ARTICLE:
Since asset usage is distributed over a small set of values, we can plot this variable against others and try to understand some patterns. Asset usage was already studied above, so we'll analyze other relationships in these section.

- Surprisingly, useful life doesn't decrease linearly with increasing asset usage (inverse relationship).
This suggests that useful life has several different contributing factors.
- The number of maintenance events is higher for higher usage, which would be expected.


In [None]:
assets.groupby('asset_trains_per_hour')['total_useful_life'].mean().plot(kind='bar')
plt.title('average useful life per asset usage')
plt.ylabel('days')

In [None]:
assets2.groupby('asset_trains_per_hour')['total_repairs'].mean().plot(kind='bar')
plt.title('repairs per asset usage')
plt.ylabel('# events')

In [None]:
assets2.groupby('asset_trains_per_hour')['total_replacements'].mean().plot(kind='bar')
plt.title('replacements per asset usage')
plt.ylabel('# events')

### 2.3.2. What influences total useful life?

In [None]:
corr_filter(assets2, 'total_useful_life_days_int', threshold=0.2)

- There is very week correlation between useful life and most other variables.
- start_date has a strong correlation, but this likely means that the assets that were installed earlier have a better change to be represented longer in the events table.
- The number of events (repair and replacements) is also strongly correlated.
Again, an asset that is active for a long time is more likely to have more maintenance incidents, so this is to be expected.

### 2.3.3. What influences occurence of maintenance events?

In [None]:
corr_filter(assets2, 'total_repairs', threshold=0.2)

In [None]:
corr_filter(assets2, 'total_replacements', threshold=0.2)

In [None]:
corr_filter(assets2, 'total_unplanned_repairs', threshold=0.2)

In [None]:
corr_filter(assets2, 'total_unplanned_replacements', threshold=0.2)

Listings of boxed layout entries:
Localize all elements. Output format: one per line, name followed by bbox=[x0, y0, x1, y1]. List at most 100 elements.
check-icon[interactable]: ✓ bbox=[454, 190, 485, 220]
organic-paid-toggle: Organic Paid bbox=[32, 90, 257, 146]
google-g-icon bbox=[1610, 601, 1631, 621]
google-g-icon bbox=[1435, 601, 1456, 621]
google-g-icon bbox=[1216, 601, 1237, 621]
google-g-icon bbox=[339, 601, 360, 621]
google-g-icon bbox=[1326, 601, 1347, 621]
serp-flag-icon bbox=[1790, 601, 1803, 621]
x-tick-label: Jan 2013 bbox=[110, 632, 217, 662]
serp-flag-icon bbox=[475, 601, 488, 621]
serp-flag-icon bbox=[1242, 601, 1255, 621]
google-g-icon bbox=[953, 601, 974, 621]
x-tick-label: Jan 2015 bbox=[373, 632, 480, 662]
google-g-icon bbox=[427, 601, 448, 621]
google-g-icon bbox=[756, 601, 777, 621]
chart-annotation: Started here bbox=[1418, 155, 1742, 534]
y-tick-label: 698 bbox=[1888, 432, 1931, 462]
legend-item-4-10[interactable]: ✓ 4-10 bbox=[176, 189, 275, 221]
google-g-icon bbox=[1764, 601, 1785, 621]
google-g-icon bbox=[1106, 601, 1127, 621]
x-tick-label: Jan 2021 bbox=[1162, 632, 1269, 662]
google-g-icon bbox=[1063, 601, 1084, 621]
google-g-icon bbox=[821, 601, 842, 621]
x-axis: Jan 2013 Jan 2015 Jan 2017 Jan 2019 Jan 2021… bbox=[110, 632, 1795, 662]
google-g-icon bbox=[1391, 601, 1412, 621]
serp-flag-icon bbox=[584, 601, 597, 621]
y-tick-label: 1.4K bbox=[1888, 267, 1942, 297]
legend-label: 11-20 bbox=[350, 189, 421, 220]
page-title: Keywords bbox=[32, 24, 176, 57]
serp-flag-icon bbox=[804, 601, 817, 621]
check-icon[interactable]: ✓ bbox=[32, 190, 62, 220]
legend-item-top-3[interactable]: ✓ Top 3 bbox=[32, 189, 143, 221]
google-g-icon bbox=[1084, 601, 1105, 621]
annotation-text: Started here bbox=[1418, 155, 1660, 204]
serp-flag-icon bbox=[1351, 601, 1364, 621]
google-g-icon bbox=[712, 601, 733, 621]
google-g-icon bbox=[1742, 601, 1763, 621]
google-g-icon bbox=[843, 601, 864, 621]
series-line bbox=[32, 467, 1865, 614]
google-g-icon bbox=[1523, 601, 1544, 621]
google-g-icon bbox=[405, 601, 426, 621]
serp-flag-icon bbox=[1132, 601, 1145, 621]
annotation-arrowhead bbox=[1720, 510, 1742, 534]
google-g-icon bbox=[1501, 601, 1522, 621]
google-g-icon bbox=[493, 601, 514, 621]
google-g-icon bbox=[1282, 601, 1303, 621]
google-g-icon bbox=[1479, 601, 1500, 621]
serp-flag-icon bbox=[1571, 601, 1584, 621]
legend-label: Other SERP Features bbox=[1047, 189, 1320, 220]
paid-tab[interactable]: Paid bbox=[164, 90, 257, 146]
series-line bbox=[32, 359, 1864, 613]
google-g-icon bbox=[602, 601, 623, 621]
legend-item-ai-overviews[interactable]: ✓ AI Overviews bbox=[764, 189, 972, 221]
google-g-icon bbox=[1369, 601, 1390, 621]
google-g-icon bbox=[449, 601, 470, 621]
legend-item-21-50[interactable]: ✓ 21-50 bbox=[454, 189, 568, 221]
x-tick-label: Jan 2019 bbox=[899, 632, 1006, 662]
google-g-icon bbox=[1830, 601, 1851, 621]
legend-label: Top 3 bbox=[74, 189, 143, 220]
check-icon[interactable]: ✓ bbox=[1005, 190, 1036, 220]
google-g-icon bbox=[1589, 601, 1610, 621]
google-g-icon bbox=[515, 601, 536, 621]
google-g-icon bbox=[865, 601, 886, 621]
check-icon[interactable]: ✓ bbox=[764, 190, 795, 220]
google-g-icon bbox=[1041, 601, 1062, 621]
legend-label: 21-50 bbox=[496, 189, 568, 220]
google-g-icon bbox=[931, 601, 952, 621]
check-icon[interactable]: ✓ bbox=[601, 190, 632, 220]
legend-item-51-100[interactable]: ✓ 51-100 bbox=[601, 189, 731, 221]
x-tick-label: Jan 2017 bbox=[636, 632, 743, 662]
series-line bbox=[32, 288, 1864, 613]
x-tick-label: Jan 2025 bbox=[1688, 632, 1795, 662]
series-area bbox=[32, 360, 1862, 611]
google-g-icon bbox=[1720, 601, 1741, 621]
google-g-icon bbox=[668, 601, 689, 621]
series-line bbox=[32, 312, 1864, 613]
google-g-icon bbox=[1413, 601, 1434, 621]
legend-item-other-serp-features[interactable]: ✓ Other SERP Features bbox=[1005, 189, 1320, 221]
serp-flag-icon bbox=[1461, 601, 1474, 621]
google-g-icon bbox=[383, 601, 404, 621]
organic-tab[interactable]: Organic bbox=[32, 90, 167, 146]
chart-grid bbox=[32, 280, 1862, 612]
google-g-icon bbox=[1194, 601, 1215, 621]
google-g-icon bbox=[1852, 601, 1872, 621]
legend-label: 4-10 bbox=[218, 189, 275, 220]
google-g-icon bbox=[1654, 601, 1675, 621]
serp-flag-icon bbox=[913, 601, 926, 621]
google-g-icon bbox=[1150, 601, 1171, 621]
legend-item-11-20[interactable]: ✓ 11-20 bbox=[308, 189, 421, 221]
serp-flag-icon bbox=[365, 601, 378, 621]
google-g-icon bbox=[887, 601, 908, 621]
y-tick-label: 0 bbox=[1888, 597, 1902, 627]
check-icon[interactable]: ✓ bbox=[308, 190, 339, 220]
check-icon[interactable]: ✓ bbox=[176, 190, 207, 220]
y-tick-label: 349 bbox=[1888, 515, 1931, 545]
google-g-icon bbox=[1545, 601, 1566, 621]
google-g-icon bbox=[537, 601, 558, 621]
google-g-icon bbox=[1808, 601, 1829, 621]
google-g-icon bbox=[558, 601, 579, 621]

REQUIRED WORK:
Can you extend the notebook analysis of asset useful life and maintenance events, picking up after its last code cell?

TASK RESULT:
In [None]:
corr_filter(assets2, 'total_unplanned_repairs', threshold=0.2)

In [None]:
events2.corr()['type_repair'].sort_values()

### 2.3.4. Team performance

**Assumption: the team that installed a particular asset is also the team that performed all repairs and replacements for that same asset throughout its useful life.**

- Assets are well distributed over teams (close to uniform).
- Events are well distributed over teams.
Teams with more assets have more events.
- The percentage of unplanned events is very close for all teams.
- There is little variability within useful life, among teams.
Of note, team 2 has a slightly lower average asset useful life, even though it has the lowest average asset usage, which would be more surprising, if values varied significantly.
- The conclusion is that the effectiveness and relative competence of teams is the same.

In [None]:
assets2['team'] = assets.set_index('asset_id')['asset_install_team']
assets2.head()

In [None]:
assets2.groupby('team')['total_useful_life'].count().plot(kind='pie', autopct='%1.f%%')
plt.title('Asset distribution by team')

In [None]:
events3 = pd.merge(events2, assets2, how='inner', on=['asset_id'])

In [None]:
events3.groupby('team')['event_id'].count().plot(kind='pie', autopct='%1.f%%')
plt.title('Events distribution by team')
plt.ylabel('')

In [None]:
(events3.groupby('team')['planned_False'].sum() / events3.groupby('team')['planned_False'].count() * 100).plot(kind='bar')
plt.title('% of unplanned events by team')
plt.ylabel('%')

In [None]:
assets.groupby('asset_install_team')['total_useful_life'].mean().plot(kind='bar')
plt.title('average useful life per team')
plt.ylabel('days')
plt.xlabel('team')

In [None]:
assets.groupby('asset_install_team')['asset_trains_per_hour'].mean().plot(kind='bar')
plt.title('asset usage per team')
plt.ylabel('hours')
plt.xlabel('team')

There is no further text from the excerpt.